Items from a figure collection:
⟨
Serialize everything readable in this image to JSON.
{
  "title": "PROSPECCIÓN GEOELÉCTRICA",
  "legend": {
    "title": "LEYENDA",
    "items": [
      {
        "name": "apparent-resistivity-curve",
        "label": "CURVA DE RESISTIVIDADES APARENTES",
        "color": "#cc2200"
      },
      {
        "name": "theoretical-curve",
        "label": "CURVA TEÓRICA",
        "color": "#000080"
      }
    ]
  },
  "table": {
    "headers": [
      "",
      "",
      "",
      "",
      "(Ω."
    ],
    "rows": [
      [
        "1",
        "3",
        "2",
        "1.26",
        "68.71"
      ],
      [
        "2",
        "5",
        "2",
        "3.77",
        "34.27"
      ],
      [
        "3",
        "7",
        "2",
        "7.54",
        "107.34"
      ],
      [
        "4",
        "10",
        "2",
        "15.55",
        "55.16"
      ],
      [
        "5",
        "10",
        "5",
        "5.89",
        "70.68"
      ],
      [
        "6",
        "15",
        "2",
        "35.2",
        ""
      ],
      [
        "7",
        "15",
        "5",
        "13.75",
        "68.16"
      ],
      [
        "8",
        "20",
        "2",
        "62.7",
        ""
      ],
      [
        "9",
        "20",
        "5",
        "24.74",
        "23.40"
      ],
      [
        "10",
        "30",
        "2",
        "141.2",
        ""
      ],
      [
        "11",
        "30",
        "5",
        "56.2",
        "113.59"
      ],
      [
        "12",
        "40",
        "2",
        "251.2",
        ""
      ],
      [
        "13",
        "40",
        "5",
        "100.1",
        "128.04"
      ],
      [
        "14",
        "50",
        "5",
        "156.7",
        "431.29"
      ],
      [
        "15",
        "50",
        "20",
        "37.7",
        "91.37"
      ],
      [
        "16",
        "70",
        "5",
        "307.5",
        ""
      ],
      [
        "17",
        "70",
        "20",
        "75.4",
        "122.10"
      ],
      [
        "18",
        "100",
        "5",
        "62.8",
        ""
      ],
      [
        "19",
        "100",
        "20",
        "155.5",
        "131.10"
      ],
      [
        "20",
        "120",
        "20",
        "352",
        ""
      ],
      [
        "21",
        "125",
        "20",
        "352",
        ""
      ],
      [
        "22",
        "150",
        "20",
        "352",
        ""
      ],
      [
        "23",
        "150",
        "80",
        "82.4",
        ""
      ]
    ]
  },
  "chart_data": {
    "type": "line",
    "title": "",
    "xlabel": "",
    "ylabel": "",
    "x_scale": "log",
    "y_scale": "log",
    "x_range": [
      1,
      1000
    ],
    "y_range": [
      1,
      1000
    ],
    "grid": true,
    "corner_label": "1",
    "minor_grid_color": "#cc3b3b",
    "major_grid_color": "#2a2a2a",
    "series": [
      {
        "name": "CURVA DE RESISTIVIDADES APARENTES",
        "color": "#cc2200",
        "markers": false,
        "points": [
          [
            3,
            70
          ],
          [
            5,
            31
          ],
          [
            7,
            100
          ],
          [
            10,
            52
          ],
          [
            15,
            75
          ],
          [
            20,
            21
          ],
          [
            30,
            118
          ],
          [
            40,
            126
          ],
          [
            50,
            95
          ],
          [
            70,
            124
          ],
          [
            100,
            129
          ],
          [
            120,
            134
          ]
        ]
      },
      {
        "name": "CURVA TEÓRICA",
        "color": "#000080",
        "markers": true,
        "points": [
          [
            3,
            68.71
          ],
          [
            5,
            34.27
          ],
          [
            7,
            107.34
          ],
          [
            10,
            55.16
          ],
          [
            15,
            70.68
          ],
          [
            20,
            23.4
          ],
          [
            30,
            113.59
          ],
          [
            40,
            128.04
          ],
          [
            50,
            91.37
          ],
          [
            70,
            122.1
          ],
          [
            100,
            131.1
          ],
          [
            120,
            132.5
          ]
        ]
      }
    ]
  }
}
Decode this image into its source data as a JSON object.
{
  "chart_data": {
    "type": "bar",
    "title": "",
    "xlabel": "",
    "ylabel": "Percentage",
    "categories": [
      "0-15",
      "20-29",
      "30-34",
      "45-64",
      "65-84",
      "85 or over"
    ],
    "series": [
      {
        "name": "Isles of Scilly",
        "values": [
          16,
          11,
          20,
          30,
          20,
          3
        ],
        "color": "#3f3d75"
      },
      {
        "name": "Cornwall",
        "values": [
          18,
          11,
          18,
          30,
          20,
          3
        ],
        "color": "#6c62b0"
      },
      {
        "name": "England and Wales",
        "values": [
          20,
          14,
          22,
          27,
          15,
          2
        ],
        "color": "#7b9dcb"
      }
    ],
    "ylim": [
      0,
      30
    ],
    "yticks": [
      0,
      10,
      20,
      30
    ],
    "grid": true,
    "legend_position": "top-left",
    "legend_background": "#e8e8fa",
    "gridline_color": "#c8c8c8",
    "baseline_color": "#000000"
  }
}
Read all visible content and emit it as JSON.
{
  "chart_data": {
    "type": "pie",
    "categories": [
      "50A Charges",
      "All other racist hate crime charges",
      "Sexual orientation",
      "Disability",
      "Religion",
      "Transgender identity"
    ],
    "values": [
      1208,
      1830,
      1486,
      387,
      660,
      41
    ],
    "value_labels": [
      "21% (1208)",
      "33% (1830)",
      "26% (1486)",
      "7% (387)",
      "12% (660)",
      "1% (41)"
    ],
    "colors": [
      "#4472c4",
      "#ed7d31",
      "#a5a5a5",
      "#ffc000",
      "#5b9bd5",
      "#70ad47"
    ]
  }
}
⟩
**Problem description**
Lines of the material that contain the word "RESISTIVIDADES" are to be gathered.

**The solution**
        "label": "CURVA DE RESISTIVIDADES APARENTES",
        "name": "CURVA DE RESISTIVIDADES APARENTES",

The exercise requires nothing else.